WHAT TO PRODUCE → Set down every entry word for word. Omit the pictures.

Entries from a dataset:

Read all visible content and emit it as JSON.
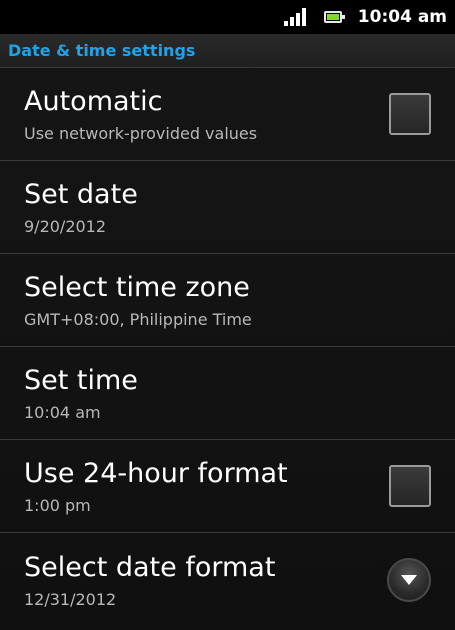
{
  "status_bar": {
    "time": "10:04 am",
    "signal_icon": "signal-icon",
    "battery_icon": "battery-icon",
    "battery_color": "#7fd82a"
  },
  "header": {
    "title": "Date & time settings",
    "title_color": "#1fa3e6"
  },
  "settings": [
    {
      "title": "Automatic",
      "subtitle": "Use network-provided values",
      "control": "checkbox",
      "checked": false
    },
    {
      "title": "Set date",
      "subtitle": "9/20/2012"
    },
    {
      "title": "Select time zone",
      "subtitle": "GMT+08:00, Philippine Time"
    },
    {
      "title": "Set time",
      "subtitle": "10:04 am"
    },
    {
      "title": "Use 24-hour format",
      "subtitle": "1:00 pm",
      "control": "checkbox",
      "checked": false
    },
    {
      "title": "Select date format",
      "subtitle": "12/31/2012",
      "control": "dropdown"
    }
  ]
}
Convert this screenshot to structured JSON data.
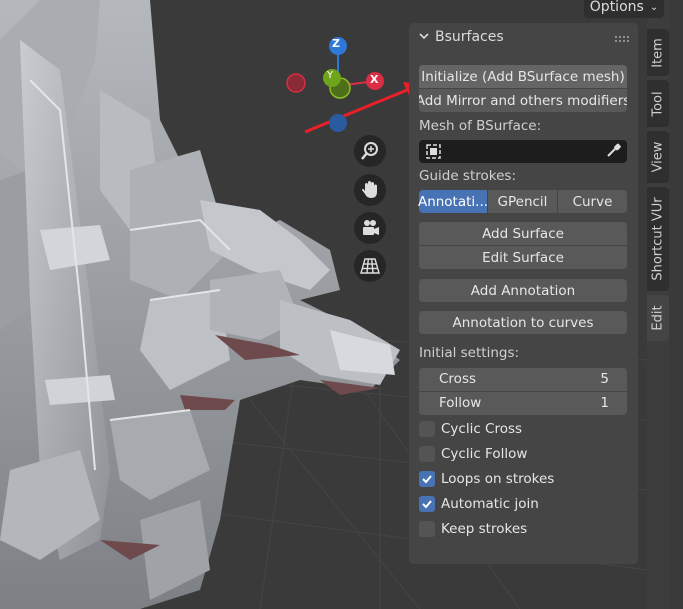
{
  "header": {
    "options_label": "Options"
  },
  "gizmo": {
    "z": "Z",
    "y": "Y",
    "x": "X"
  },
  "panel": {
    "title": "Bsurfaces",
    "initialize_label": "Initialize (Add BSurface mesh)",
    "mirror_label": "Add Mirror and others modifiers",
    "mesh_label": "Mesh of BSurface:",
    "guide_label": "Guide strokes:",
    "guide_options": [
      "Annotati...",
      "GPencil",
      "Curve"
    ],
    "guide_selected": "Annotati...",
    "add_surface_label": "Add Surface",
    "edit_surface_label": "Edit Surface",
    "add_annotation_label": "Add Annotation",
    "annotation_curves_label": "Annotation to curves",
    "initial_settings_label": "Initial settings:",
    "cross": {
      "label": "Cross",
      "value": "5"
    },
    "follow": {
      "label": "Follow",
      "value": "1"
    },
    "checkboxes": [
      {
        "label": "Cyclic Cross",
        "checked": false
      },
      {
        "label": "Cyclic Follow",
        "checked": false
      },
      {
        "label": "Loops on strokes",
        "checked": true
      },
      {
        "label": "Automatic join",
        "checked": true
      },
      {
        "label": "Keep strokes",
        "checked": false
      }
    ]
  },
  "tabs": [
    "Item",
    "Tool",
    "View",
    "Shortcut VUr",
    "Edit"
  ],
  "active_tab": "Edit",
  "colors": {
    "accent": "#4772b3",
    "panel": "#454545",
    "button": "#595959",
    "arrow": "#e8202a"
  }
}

OUTPUT OF THE EXERCISE →
Read all visible content and emit it as JSON.
{
  "status_bar": {
    "time": "10:04 am",
    "signal_icon": "signal-icon",
    "battery_icon": "battery-icon",
    "battery_color": "#7fd82a"
  },
  "header": {
    "title": "Date & time settings",
    "title_color": "#1fa3e6"
  },
  "settings": [
    {
      "title": "Automatic",
      "subtitle": "Use network-provided values",
      "control": "checkbox",
      "checked": false
    },
    {
      "title": "Set date",
      "subtitle": "9/20/2012"
    },
    {
      "title": "Select time zone",
      "subtitle": "GMT+08:00, Philippine Time"
    },
    {
      "title": "Set time",
      "subtitle": "10:04 am"
    },
    {
      "title": "Use 24-hour format",
      "subtitle": "1:00 pm",
      "control": "checkbox",
      "checked": false
    },
    {
      "title": "Select date format",
      "subtitle": "12/31/2012",
      "control": "dropdown"
    }
  ]
}
Convert this screenshot to structured JSON data.
{
  "header": {
    "options_label": "Options"
  },
  "gizmo": {
    "z": "Z",
    "y": "Y",
    "x": "X"
  },
  "panel": {
    "title": "Bsurfaces",
    "initialize_label": "Initialize (Add BSurface mesh)",
    "mirror_label": "Add Mirror and others modifiers",
    "mesh_label": "Mesh of BSurface:",
    "guide_label": "Guide strokes:",
    "guide_options": [
      "Annotati...",
      "GPencil",
      "Curve"
    ],
    "guide_selected": "Annotati...",
    "add_surface_label": "Add Surface",
    "edit_surface_label": "Edit Surface",
    "add_annotation_label": "Add Annotation",
    "annotation_curves_label": "Annotation to curves",
    "initial_settings_label": "Initial settings:",
    "cross": {
      "label": "Cross",
      "value": "5"
    },
    "follow": {
      "label": "Follow",
      "value": "1"
    },
    "checkboxes": [
      {
        "label": "Cyclic Cross",
        "checked": false
      },
      {
        "label": "Cyclic Follow",
        "checked": false
      },
      {
        "label": "Loops on strokes",
        "checked": true
      },
      {
        "label": "Automatic join",
        "checked": true
      },
      {
        "label": "Keep strokes",
        "checked": false
      }
    ]
  },
  "tabs": [
    "Item",
    "Tool",
    "View",
    "Shortcut VUr",
    "Edit"
  ],
  "active_tab": "Edit",
  "colors": {
    "accent": "#4772b3",
    "panel": "#454545",
    "button": "#595959",
    "arrow": "#e8202a"
  }
}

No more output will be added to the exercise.